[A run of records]
####

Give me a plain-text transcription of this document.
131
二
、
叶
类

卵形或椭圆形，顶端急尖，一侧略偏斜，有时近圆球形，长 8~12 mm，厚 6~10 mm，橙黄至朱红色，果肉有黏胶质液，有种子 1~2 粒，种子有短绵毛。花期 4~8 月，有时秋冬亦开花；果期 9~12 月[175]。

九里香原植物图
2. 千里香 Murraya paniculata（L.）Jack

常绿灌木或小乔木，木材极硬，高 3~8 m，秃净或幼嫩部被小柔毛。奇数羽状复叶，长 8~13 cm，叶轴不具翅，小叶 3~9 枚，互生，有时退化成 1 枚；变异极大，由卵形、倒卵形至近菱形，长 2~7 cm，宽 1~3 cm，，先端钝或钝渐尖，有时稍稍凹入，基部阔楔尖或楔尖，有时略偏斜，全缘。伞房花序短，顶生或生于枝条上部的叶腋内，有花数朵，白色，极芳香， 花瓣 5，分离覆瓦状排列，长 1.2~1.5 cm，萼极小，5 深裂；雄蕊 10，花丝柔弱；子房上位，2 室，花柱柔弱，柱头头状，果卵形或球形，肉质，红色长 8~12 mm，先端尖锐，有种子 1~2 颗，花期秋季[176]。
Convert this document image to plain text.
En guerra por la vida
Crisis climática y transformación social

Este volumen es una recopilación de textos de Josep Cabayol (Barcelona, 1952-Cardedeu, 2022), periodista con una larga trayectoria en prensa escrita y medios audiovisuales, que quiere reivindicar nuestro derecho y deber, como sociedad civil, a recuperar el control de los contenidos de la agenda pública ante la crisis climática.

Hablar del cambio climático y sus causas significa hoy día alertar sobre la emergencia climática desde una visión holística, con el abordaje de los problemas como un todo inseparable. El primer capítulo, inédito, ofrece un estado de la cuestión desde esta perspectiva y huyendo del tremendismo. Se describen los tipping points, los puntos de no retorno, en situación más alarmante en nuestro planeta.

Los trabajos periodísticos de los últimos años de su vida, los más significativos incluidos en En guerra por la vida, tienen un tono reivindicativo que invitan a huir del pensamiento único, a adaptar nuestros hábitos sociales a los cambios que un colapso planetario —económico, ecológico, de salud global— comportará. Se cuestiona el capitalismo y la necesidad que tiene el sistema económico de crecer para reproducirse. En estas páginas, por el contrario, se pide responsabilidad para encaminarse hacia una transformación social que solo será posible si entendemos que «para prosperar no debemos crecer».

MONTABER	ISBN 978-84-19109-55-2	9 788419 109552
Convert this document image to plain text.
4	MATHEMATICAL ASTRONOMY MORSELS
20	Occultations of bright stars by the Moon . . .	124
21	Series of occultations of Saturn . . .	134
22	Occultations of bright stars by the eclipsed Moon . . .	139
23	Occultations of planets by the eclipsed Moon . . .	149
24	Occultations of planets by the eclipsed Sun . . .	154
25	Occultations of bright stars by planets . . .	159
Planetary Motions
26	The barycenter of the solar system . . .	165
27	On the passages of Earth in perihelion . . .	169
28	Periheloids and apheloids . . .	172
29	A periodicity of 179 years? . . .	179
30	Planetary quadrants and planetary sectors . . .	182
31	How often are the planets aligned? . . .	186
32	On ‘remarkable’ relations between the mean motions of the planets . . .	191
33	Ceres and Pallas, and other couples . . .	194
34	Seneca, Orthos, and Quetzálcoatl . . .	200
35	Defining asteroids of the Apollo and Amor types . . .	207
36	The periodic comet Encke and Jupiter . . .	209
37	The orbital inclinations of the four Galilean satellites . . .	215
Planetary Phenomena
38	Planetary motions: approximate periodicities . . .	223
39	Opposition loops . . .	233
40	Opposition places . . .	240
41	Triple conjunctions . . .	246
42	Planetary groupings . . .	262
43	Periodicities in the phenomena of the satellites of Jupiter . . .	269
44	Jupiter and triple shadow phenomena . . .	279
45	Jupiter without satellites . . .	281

####

Gather each line from the entries above that includes the word "transformación".

Crisis climática y transformación social
Los trabajos periodísticos de los últimos años de su vida, los más significativos incluidos en En guerra por la vida, tienen un tono reivindicativo que invitan a huir del pensamiento único, a adaptar nuestros hábitos sociales a los cambios que un colapso planetario —económico, ecológico, de salud global— comportará. Se cuestiona el capitalismo y la necesidad que tiene el sistema económico de crecer para reproducirse. En estas páginas, por el contrario, se pide responsabilidad para encaminarse hacia una transformación social que solo será posible si entendemos que «para prosperar no debemos crecer».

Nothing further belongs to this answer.